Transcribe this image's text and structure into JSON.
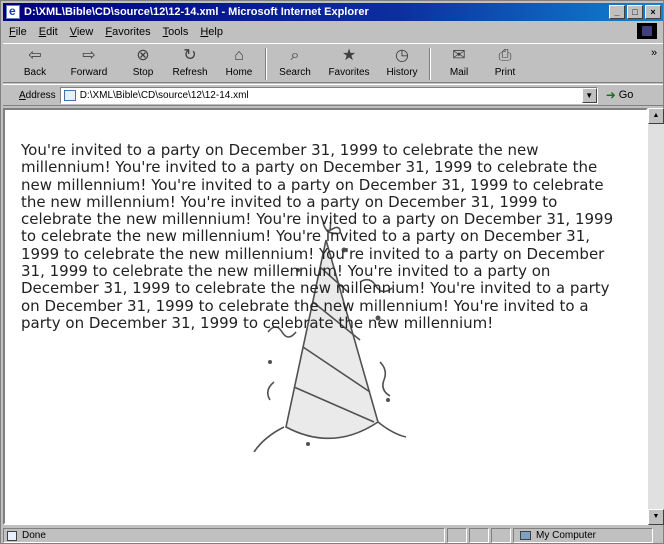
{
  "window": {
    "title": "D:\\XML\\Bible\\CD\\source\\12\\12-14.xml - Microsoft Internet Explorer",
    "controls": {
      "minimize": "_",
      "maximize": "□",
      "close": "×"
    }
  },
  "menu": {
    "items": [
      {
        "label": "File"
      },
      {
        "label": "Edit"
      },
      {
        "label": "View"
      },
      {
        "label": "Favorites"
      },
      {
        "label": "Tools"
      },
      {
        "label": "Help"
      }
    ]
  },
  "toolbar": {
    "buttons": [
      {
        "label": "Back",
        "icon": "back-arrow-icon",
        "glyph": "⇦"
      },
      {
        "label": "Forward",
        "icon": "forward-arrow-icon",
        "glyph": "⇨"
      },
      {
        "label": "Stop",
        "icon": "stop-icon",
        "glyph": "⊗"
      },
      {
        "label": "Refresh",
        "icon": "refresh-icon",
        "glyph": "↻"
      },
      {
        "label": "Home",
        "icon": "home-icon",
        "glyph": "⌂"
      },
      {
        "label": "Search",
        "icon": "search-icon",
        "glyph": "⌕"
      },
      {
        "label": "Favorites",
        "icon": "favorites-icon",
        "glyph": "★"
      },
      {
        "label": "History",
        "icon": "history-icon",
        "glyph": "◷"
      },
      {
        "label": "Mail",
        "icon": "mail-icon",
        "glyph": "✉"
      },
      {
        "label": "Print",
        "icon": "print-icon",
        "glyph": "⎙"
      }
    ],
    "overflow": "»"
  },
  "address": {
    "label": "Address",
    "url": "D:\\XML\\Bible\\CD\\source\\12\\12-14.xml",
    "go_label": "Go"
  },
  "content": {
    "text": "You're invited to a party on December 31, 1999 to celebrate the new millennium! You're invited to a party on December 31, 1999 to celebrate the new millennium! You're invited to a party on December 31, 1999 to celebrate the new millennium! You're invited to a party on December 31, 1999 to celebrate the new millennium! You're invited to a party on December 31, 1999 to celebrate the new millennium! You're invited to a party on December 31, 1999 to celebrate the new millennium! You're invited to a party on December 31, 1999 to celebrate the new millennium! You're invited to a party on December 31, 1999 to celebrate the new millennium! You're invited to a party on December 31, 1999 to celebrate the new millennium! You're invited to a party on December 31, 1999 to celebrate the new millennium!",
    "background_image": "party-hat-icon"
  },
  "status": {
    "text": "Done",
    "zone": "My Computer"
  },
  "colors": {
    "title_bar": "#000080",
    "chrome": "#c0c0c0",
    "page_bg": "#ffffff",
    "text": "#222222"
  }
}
--
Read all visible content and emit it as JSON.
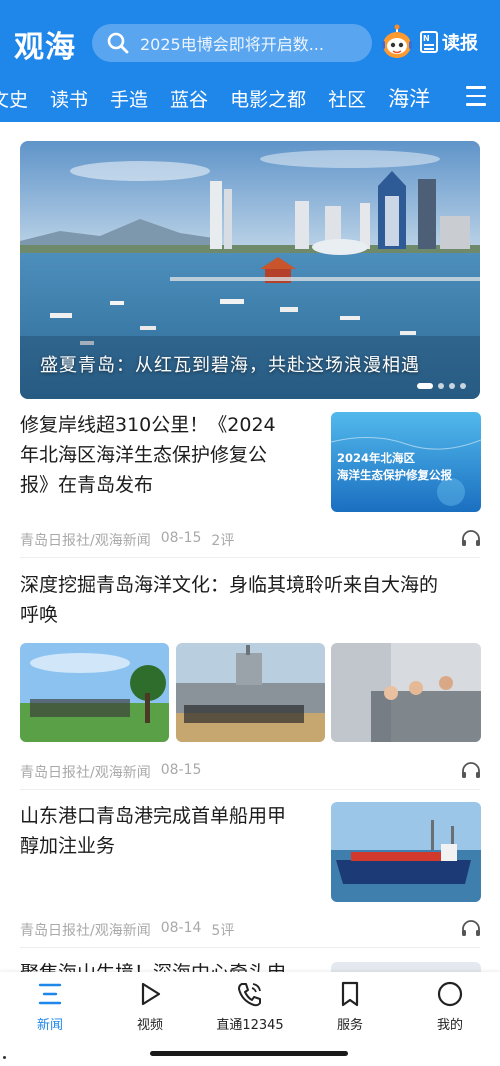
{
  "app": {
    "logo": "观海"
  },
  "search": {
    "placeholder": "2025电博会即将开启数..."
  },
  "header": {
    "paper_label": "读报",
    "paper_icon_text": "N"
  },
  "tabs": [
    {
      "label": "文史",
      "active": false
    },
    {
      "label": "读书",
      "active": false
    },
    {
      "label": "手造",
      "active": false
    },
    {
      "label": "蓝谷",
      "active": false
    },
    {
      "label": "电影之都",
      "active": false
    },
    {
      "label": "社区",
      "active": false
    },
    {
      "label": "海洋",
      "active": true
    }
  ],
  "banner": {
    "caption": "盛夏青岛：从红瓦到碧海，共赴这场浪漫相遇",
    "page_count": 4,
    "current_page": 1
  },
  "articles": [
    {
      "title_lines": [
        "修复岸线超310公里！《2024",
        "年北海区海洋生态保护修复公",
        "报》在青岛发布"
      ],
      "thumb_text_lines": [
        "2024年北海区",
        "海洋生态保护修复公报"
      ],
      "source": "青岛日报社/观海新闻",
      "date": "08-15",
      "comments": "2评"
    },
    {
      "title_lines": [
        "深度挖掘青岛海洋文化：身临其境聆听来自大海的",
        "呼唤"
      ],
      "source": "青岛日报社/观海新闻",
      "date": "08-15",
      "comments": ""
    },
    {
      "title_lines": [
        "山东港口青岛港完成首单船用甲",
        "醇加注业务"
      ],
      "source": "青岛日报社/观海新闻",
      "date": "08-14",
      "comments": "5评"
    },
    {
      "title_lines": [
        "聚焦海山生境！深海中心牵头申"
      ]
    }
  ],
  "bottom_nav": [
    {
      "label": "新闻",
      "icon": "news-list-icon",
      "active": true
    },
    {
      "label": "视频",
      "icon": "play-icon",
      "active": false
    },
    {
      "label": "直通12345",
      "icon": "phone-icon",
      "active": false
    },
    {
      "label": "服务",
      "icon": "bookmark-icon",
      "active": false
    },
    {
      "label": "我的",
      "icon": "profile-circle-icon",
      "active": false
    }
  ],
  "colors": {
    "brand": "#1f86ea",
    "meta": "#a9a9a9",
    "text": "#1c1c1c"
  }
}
* * *
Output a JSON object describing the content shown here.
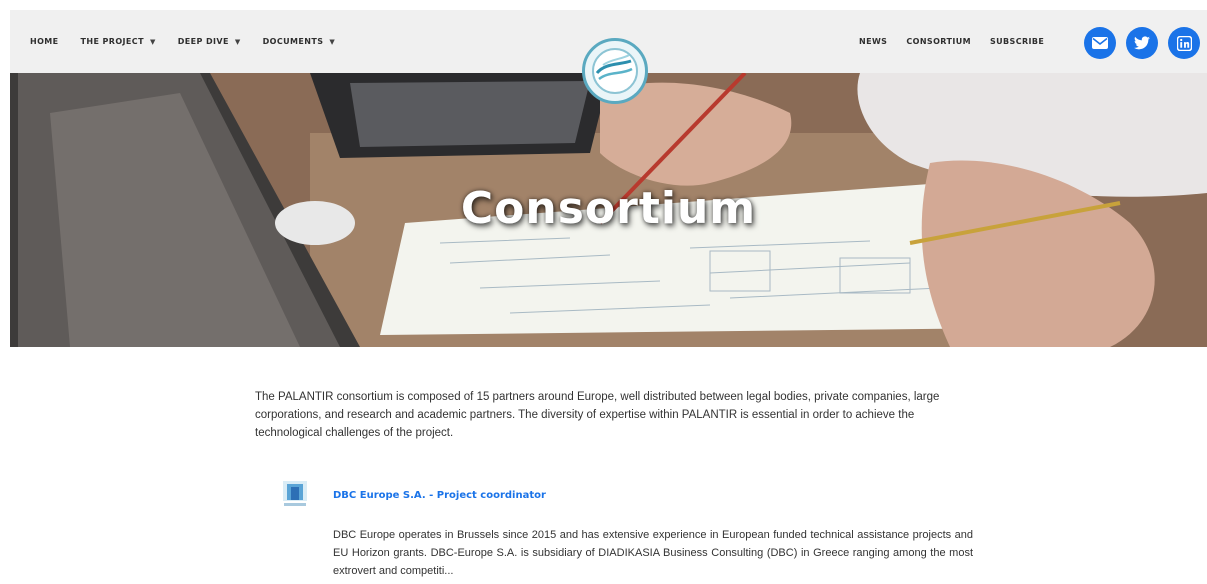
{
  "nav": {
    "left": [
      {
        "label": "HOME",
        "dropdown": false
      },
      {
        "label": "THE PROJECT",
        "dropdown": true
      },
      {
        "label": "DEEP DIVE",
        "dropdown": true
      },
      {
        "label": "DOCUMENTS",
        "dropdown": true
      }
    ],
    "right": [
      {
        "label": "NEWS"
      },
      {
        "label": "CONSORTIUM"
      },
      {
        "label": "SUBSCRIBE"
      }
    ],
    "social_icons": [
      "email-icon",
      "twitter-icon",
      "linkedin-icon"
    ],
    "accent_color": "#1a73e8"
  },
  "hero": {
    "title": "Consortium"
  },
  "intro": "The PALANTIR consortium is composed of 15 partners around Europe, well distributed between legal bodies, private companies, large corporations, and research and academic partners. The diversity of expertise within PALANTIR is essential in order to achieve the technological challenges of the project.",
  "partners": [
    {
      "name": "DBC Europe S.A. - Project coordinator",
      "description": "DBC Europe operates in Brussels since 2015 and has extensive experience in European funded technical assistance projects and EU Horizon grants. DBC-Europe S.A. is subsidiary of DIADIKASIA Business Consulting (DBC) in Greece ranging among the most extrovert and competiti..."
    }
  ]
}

Task objective: Every line above that contains the word "arrow" should be reported.

The response:
        "icon": "back-arrow-icon",
        "icon": "forward-arrow-icon",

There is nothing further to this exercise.